§ **Aim**: Starting at the line that holds "OCR this image.", set down each line through the end of the listing, exactly as written and with nothing added.

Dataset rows
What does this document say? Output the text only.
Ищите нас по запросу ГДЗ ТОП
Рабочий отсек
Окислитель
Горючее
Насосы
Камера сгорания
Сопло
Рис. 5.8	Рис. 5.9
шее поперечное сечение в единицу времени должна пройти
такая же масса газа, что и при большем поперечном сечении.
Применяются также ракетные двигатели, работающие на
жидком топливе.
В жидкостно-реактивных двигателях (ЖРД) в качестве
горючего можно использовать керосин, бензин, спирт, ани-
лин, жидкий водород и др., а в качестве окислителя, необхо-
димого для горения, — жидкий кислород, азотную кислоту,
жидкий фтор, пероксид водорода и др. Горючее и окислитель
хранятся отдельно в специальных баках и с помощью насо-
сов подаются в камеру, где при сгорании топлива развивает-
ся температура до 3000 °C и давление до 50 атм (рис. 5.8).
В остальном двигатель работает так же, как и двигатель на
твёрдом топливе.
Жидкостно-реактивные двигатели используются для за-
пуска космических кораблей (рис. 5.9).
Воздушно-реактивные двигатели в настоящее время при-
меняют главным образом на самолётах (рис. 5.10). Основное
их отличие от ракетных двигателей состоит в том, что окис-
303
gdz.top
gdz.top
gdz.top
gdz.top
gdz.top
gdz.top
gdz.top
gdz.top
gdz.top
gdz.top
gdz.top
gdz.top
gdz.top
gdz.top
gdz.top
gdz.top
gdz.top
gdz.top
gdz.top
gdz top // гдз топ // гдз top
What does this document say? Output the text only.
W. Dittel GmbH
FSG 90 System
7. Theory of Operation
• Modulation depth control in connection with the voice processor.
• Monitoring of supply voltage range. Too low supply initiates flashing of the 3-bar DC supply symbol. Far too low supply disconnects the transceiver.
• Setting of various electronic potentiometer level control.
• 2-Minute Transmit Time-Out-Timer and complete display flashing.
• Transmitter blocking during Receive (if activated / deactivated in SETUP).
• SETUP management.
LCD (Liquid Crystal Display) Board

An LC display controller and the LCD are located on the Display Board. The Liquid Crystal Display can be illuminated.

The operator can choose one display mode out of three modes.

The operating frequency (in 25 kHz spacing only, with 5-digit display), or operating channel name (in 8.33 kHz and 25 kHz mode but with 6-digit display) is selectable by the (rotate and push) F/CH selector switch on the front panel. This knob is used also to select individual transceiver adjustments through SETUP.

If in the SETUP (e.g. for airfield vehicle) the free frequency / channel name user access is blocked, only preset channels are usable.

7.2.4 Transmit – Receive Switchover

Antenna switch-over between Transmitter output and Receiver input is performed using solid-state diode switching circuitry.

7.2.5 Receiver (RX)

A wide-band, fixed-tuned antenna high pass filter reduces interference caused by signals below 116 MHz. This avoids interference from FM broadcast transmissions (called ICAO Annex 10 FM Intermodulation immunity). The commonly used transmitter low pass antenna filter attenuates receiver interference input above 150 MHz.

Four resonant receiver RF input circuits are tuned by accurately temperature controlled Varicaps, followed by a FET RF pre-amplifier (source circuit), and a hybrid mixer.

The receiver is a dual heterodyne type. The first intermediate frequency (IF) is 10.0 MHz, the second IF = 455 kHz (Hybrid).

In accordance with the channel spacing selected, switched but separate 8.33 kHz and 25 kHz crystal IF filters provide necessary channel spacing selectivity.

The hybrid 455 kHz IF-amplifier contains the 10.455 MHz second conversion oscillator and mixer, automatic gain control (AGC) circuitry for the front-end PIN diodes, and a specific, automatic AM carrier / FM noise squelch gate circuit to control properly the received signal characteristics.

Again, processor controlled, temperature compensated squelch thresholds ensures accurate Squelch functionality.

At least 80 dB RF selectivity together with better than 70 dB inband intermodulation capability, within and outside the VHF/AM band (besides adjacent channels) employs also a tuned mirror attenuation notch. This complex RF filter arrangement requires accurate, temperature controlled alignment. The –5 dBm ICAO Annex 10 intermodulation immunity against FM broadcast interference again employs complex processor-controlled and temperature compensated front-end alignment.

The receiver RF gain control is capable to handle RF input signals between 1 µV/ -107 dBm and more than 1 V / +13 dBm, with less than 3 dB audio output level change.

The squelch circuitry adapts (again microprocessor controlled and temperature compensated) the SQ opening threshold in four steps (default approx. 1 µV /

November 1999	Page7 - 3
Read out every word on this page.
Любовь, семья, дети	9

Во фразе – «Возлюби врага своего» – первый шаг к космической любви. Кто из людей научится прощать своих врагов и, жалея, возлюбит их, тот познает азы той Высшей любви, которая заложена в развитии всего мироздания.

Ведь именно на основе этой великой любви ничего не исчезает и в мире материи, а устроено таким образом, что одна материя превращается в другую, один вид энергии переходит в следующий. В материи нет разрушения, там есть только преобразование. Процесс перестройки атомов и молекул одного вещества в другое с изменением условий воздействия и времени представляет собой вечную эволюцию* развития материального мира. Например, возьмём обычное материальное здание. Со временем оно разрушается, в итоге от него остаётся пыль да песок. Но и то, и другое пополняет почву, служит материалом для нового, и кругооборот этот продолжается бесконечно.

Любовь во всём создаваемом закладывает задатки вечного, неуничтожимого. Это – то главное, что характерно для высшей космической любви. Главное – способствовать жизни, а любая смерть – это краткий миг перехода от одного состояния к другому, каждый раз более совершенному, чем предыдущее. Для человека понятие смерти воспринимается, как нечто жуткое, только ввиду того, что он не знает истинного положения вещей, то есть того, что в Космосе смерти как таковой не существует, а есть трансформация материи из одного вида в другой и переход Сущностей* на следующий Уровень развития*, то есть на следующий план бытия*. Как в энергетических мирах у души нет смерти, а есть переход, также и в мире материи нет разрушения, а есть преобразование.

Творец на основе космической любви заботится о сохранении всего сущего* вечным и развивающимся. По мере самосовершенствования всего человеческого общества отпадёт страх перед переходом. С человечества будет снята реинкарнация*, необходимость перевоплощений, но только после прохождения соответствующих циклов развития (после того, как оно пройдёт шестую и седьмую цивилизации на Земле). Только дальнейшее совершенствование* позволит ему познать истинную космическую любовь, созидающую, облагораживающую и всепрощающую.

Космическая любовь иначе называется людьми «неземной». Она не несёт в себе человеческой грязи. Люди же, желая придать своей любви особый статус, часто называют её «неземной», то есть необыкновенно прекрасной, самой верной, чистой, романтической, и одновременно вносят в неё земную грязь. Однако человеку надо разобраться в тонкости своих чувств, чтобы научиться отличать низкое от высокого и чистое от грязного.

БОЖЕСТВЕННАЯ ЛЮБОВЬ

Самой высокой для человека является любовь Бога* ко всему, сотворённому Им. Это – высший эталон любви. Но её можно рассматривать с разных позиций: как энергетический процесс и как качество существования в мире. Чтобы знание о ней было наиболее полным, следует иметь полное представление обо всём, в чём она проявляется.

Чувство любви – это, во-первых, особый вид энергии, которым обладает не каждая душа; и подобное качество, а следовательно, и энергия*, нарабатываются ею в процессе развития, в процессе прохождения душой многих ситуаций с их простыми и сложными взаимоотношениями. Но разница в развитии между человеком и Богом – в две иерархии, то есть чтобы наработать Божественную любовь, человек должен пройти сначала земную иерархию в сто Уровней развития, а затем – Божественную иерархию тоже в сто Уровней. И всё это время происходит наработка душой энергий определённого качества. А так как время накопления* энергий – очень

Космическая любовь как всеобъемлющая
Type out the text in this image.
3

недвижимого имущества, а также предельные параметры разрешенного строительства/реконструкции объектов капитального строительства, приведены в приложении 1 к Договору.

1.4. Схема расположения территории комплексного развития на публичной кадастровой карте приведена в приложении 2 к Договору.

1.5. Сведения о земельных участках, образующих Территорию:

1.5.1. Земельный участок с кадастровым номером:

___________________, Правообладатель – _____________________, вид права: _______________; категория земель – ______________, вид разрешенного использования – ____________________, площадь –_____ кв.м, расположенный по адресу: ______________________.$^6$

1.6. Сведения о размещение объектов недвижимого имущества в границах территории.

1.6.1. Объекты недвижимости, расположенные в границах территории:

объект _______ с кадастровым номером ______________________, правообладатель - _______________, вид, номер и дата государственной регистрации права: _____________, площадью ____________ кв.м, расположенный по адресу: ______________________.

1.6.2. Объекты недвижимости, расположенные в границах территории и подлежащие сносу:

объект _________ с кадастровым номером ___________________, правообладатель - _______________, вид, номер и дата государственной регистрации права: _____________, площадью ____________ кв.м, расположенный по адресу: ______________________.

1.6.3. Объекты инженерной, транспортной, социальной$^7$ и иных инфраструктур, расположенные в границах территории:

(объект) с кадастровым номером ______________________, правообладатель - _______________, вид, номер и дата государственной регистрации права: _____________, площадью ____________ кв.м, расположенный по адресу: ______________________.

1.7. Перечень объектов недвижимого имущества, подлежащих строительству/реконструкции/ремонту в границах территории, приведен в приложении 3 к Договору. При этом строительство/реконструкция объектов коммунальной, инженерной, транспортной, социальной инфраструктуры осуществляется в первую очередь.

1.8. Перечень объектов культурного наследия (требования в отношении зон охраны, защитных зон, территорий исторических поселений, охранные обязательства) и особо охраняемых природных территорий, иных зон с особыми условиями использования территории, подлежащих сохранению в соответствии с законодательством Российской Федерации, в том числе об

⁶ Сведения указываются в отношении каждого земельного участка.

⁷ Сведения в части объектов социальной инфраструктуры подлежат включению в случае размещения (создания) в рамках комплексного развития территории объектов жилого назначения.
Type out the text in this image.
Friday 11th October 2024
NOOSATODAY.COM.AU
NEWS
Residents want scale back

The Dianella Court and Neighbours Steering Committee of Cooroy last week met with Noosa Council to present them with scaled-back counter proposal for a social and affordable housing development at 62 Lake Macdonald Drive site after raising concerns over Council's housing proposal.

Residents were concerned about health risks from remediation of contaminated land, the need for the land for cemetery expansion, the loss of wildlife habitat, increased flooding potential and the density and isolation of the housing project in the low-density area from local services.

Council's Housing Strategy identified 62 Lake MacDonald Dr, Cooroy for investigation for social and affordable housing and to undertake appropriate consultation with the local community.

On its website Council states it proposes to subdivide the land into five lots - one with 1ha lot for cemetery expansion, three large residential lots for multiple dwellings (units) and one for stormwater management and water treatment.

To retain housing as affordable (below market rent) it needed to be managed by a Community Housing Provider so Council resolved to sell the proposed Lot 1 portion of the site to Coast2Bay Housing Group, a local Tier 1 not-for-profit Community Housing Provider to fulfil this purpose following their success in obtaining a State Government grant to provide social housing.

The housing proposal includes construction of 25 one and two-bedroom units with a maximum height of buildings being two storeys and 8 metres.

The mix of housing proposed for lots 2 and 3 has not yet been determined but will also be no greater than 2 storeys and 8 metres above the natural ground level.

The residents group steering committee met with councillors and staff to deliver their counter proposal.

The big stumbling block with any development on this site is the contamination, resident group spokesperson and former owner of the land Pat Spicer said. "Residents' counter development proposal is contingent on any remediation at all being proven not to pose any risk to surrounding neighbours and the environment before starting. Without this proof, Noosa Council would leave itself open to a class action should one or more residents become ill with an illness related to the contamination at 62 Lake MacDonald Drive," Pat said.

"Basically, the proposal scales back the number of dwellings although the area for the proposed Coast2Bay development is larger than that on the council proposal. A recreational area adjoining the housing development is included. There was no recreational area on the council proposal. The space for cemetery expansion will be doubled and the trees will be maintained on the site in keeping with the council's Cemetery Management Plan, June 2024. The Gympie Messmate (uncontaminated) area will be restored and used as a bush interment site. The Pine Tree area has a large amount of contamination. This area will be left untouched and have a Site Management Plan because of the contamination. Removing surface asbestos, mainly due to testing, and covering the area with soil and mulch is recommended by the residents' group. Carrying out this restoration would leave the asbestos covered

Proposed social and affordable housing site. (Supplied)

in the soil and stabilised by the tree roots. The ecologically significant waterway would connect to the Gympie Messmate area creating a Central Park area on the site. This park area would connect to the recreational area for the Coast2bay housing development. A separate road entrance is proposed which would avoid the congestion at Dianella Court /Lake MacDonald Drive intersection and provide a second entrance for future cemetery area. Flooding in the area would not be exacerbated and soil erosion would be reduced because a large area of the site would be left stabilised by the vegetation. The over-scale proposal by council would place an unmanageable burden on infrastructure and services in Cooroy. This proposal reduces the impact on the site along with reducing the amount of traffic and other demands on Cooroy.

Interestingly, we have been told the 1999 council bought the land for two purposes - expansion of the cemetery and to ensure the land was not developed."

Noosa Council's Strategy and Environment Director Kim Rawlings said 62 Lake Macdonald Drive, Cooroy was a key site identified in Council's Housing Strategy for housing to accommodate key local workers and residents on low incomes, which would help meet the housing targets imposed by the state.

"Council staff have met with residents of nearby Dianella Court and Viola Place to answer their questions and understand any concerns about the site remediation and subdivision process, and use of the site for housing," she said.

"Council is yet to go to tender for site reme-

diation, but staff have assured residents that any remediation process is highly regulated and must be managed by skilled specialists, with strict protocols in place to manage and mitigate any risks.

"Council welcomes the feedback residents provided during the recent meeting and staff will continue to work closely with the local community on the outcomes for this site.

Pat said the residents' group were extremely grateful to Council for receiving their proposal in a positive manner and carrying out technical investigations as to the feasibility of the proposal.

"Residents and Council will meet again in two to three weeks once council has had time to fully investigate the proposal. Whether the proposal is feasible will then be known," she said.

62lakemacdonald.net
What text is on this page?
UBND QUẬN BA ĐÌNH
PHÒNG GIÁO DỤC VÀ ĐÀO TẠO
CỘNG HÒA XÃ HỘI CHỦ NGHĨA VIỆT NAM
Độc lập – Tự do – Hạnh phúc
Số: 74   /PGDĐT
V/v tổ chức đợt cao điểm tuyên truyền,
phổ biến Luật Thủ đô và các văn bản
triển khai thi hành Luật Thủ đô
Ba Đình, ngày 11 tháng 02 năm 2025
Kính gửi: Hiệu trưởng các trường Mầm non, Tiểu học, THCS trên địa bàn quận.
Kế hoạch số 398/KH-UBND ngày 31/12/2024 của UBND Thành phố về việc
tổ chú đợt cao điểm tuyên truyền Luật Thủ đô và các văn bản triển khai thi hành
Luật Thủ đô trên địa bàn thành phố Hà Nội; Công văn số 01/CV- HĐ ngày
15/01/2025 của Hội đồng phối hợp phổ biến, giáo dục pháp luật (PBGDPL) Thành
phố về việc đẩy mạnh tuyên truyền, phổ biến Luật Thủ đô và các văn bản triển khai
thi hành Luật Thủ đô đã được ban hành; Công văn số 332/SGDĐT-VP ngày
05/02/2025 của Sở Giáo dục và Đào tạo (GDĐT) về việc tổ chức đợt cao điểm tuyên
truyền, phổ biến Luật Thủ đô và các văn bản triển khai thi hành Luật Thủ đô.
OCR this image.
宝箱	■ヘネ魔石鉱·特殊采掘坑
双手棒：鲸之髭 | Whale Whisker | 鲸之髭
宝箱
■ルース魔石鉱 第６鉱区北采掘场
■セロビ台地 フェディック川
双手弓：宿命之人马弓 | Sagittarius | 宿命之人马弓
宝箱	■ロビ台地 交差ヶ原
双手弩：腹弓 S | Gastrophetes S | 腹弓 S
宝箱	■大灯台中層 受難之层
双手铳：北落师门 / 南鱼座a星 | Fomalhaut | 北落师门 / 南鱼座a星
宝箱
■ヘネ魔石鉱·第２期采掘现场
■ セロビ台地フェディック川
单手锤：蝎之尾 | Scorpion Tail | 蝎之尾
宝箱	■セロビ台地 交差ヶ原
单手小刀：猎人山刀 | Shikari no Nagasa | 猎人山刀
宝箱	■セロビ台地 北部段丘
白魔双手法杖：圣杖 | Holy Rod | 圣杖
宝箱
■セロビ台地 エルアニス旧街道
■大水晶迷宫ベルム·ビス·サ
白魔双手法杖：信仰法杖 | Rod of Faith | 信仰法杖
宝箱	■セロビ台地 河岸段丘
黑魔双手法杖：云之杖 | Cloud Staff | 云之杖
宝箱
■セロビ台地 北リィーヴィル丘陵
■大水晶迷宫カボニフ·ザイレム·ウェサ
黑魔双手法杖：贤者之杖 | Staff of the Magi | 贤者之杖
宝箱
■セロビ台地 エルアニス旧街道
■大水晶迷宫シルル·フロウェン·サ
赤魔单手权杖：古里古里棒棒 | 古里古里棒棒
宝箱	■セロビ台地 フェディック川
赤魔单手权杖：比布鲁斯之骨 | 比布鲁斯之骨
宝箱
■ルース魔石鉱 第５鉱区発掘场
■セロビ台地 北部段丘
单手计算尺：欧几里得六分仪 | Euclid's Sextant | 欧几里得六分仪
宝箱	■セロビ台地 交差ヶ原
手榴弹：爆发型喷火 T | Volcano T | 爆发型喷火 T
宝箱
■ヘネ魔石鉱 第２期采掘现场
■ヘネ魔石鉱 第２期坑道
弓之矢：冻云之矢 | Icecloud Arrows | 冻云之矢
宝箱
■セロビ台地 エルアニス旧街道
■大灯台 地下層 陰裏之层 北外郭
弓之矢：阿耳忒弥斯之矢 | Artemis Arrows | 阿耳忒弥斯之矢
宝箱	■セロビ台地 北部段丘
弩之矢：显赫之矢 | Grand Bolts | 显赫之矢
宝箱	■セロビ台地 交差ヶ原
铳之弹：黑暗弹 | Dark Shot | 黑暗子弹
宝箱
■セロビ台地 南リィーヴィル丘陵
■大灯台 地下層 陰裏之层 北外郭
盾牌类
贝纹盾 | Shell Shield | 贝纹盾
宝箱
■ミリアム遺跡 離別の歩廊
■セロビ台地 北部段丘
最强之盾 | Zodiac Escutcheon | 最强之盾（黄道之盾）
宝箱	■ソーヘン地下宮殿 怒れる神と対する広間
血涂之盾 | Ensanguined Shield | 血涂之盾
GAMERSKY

§ **Solution for this exercise**:
OCR this image.
宝箱	■ヘネ魔石鉱·特殊采掘坑
双手棒：鲸之髭 | Whale Whisker | 鲸之髭
宝箱
■ルース魔石鉱 第６鉱区北采掘场
■セロビ台地 フェディック川
双手弓：宿命之人马弓 | Sagittarius | 宿命之人马弓
宝箱	■ロビ台地 交差ヶ原
双手弩：腹弓 S | Gastrophetes S | 腹弓 S
宝箱	■大灯台中層 受難之层
双手铳：北落师门 / 南鱼座a星 | Fomalhaut | 北落师门 / 南鱼座a星
宝箱
■ヘネ魔石鉱·第２期采掘现场
■ セロビ台地フェディック川
单手锤：蝎之尾 | Scorpion Tail | 蝎之尾
宝箱	■セロビ台地 交差ヶ原
单手小刀：猎人山刀 | Shikari no Nagasa | 猎人山刀
宝箱	■セロビ台地 北部段丘
白魔双手法杖：圣杖 | Holy Rod | 圣杖
宝箱
■セロビ台地 エルアニス旧街道
■大水晶迷宫ベルム·ビス·サ
白魔双手法杖：信仰法杖 | Rod of Faith | 信仰法杖
宝箱	■セロビ台地 河岸段丘
黑魔双手法杖：云之杖 | Cloud Staff | 云之杖
宝箱
■セロビ台地 北リィーヴィル丘陵
■大水晶迷宫カボニフ·ザイレム·ウェサ
黑魔双手法杖：贤者之杖 | Staff of the Magi | 贤者之杖
宝箱
■セロビ台地 エルアニス旧街道
■大水晶迷宫シルル·フロウェン·サ
赤魔单手权杖：古里古里棒棒 | 古里古里棒棒
宝箱	■セロビ台地 フェディック川
赤魔单手权杖：比布鲁斯之骨 | 比布鲁斯之骨
宝箱
■ルース魔石鉱 第５鉱区発掘场
■セロビ台地 北部段丘
单手计算尺：欧几里得六分仪 | Euclid's Sextant | 欧几里得六分仪
宝箱	■セロビ台地 交差ヶ原
手榴弹：爆发型喷火 T | Volcano T | 爆发型喷火 T
宝箱
■ヘネ魔石鉱 第２期采掘现场
■ヘネ魔石鉱 第２期坑道
弓之矢：冻云之矢 | Icecloud Arrows | 冻云之矢
宝箱
■セロビ台地 エルアニス旧街道
■大灯台 地下層 陰裏之层 北外郭
弓之矢：阿耳忒弥斯之矢 | Artemis Arrows | 阿耳忒弥斯之矢
宝箱	■セロビ台地 北部段丘
弩之矢：显赫之矢 | Grand Bolts | 显赫之矢
宝箱	■セロビ台地 交差ヶ原
铳之弹：黑暗弹 | Dark Shot | 黑暗子弹
宝箱
■セロビ台地 南リィーヴィル丘陵
■大灯台 地下層 陰裏之层 北外郭
盾牌类
贝纹盾 | Shell Shield | 贝纹盾
宝箱
■ミリアム遺跡 離別の歩廊
■セロビ台地 北部段丘
最强之盾 | Zodiac Escutcheon | 最强之盾（黄道之盾）
宝箱	■ソーヘン地下宮殿 怒れる神と対する広間
血涂之盾 | Ensanguined Shield | 血涂之盾
GAMERSKY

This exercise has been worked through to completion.